(Stored records)
********************

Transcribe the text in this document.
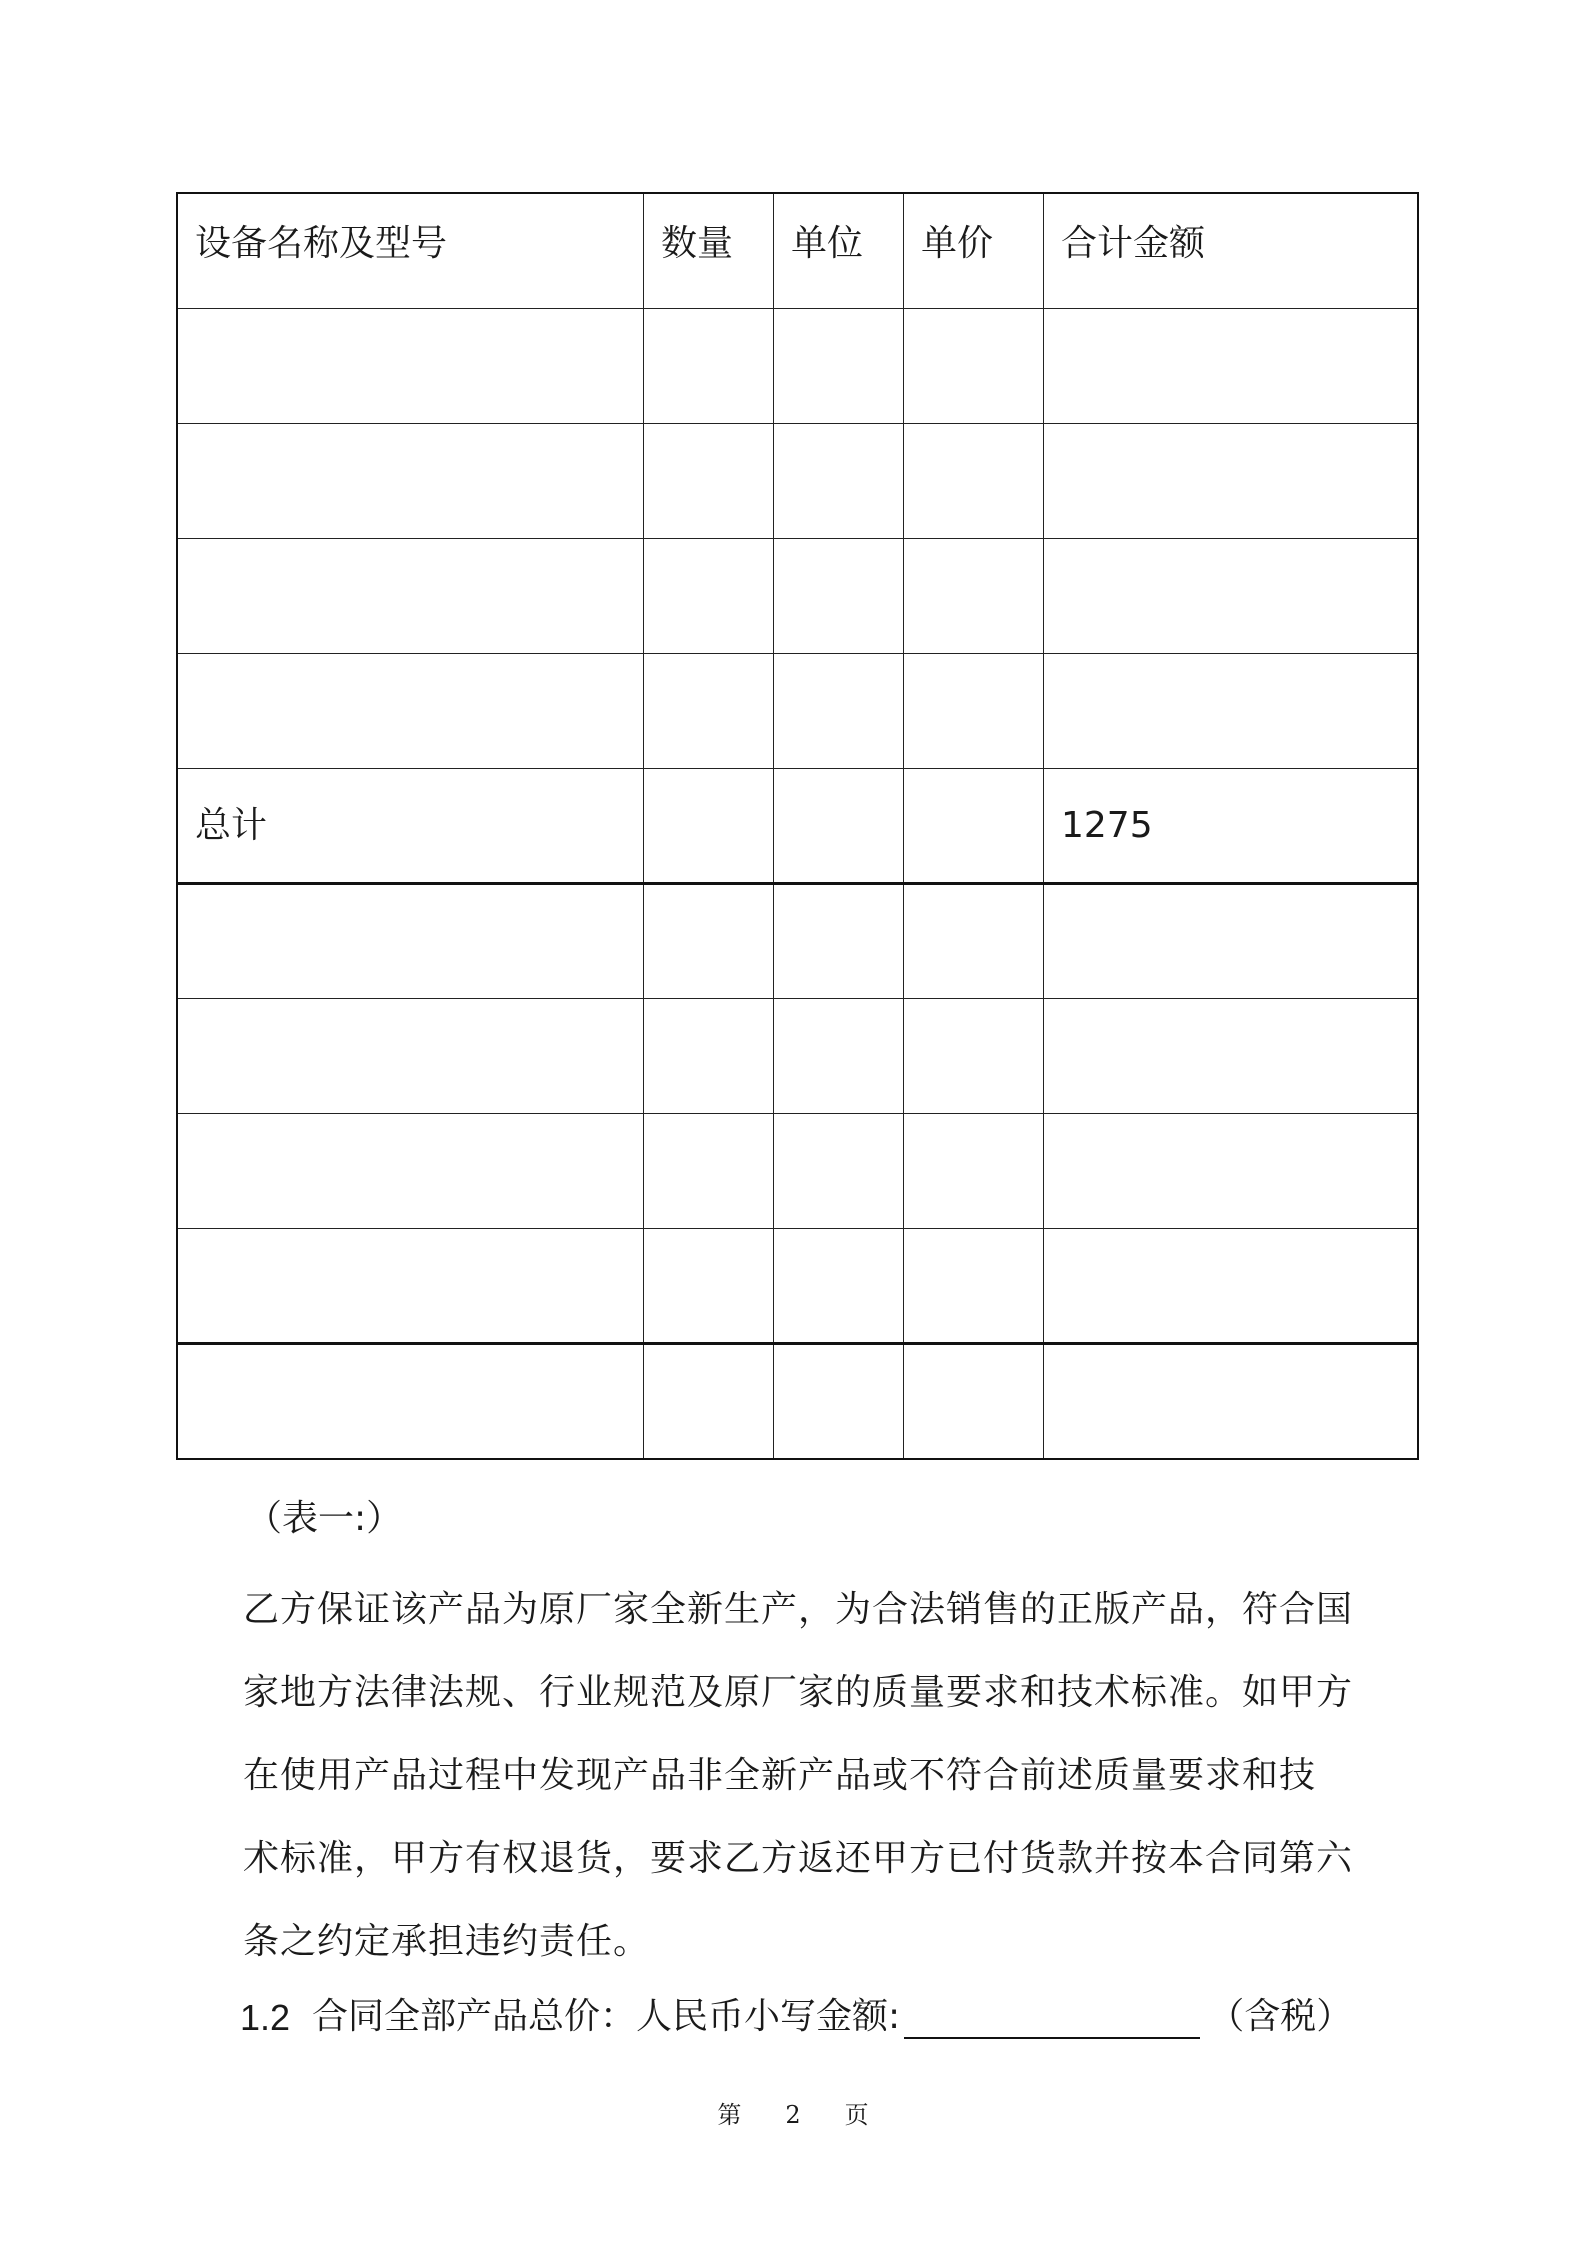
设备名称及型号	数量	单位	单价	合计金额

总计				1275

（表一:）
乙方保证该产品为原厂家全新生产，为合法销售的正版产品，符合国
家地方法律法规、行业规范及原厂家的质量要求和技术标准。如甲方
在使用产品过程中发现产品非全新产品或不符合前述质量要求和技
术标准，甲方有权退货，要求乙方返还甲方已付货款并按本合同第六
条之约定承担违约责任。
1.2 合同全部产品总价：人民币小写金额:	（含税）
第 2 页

********************

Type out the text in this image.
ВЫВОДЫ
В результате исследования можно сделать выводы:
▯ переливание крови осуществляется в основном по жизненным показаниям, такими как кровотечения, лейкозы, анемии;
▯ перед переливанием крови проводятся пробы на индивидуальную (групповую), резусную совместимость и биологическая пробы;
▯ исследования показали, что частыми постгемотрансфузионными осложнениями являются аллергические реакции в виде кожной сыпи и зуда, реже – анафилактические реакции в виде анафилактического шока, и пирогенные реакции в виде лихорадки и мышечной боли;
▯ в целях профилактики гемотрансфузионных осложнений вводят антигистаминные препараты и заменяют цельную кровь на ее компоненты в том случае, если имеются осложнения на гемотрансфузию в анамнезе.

********************

Pick each line holding the word "this" out of the listing.

Transcribe the text in this document.
Type out the text in this image.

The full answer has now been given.